::: EXCERPTED DATA :::
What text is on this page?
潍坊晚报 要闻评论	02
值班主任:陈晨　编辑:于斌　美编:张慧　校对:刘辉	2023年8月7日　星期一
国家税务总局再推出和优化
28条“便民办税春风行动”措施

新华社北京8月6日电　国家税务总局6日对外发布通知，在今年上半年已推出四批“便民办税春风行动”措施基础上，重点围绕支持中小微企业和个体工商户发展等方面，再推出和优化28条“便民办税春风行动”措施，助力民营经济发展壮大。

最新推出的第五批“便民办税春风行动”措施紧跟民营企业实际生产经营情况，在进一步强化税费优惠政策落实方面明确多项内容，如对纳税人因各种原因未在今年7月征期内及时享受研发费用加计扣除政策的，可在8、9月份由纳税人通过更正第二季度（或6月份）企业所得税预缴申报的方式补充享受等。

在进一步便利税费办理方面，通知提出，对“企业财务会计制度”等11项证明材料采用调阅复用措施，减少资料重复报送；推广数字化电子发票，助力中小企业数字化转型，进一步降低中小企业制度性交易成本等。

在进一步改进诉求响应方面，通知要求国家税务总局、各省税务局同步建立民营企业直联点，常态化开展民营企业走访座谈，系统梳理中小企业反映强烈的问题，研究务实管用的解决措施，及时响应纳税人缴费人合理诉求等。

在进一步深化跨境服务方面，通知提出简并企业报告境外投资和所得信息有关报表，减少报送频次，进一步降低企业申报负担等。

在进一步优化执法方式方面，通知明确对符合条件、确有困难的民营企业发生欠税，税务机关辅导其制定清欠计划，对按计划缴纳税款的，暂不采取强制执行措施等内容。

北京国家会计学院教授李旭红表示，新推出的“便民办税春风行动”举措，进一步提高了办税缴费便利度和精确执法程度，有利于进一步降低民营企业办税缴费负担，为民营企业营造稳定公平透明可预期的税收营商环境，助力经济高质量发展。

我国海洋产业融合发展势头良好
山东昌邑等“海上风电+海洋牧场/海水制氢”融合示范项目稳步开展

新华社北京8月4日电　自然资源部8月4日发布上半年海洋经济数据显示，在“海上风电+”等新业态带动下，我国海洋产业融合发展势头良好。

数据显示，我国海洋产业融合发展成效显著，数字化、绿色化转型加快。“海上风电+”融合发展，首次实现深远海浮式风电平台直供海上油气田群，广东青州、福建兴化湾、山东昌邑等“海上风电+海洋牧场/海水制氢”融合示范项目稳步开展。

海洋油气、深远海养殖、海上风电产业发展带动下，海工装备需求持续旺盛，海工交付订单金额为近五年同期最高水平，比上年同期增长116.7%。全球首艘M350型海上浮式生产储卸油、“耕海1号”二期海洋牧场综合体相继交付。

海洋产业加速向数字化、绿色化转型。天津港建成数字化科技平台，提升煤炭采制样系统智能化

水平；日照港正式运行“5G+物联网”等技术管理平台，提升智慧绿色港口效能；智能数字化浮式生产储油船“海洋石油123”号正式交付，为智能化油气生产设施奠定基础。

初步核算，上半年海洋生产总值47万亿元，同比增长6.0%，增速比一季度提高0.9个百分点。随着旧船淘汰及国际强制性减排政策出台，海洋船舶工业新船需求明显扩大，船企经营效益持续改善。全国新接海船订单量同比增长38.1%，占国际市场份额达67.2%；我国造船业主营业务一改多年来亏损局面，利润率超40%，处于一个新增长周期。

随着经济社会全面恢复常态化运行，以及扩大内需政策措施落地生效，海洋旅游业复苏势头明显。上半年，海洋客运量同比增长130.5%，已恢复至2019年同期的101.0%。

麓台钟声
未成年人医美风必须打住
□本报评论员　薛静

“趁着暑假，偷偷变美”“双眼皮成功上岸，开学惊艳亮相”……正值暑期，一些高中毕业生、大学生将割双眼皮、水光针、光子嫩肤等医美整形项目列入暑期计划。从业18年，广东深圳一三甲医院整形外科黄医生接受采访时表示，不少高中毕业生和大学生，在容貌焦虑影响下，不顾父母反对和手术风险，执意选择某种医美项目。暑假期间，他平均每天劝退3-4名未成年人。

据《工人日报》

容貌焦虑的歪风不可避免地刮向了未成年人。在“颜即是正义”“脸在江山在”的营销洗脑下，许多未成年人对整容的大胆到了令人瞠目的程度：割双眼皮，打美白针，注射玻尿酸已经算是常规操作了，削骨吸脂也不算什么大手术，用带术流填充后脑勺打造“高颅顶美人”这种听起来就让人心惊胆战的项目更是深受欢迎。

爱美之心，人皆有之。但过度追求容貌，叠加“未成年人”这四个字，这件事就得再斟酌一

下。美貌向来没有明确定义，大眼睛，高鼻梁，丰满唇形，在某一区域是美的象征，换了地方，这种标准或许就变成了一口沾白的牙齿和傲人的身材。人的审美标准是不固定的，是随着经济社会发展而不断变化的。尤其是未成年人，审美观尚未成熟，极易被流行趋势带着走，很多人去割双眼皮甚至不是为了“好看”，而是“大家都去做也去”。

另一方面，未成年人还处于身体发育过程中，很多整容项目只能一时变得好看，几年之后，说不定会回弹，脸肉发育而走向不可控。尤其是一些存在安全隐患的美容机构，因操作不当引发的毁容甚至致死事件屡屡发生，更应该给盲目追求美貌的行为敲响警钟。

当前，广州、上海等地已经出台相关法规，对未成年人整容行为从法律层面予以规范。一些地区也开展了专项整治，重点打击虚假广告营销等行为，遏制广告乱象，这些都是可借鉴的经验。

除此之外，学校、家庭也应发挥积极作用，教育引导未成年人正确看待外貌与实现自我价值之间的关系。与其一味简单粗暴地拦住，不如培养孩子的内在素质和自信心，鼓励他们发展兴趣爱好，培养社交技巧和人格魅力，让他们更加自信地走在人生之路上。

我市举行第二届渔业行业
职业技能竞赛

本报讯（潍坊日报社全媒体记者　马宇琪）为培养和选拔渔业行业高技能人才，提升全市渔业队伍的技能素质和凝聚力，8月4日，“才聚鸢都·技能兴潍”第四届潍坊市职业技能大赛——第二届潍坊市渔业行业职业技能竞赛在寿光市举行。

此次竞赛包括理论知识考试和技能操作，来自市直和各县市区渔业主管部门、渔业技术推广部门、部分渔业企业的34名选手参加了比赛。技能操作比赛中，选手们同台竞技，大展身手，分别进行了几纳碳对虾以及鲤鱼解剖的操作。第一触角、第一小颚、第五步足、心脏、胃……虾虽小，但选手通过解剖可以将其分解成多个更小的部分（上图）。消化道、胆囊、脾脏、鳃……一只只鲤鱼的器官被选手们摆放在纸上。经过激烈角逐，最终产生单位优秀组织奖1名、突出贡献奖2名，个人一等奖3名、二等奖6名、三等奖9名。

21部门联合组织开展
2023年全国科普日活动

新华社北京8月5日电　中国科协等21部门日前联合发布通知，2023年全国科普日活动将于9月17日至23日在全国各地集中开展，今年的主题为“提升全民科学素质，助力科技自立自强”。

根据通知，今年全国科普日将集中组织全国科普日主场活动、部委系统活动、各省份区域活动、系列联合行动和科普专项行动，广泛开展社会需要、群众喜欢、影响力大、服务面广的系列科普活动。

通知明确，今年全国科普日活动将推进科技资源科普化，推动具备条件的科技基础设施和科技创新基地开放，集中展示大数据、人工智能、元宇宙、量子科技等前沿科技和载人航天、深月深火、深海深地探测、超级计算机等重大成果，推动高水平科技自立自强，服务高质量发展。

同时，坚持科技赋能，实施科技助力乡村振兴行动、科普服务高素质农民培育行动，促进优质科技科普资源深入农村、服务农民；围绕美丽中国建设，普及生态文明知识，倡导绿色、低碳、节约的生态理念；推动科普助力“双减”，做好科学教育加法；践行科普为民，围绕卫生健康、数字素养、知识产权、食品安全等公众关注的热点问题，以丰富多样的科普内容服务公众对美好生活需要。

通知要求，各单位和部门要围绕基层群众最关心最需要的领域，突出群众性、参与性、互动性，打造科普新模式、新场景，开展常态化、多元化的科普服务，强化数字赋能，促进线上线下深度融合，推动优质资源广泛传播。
:::
THE PROBLEM →
Your answer should be a single number: the count of lines in these records that hold the string "我国海洋产业融合发展势头良好".

SOLUTION FOR THIS EXERCISE →
2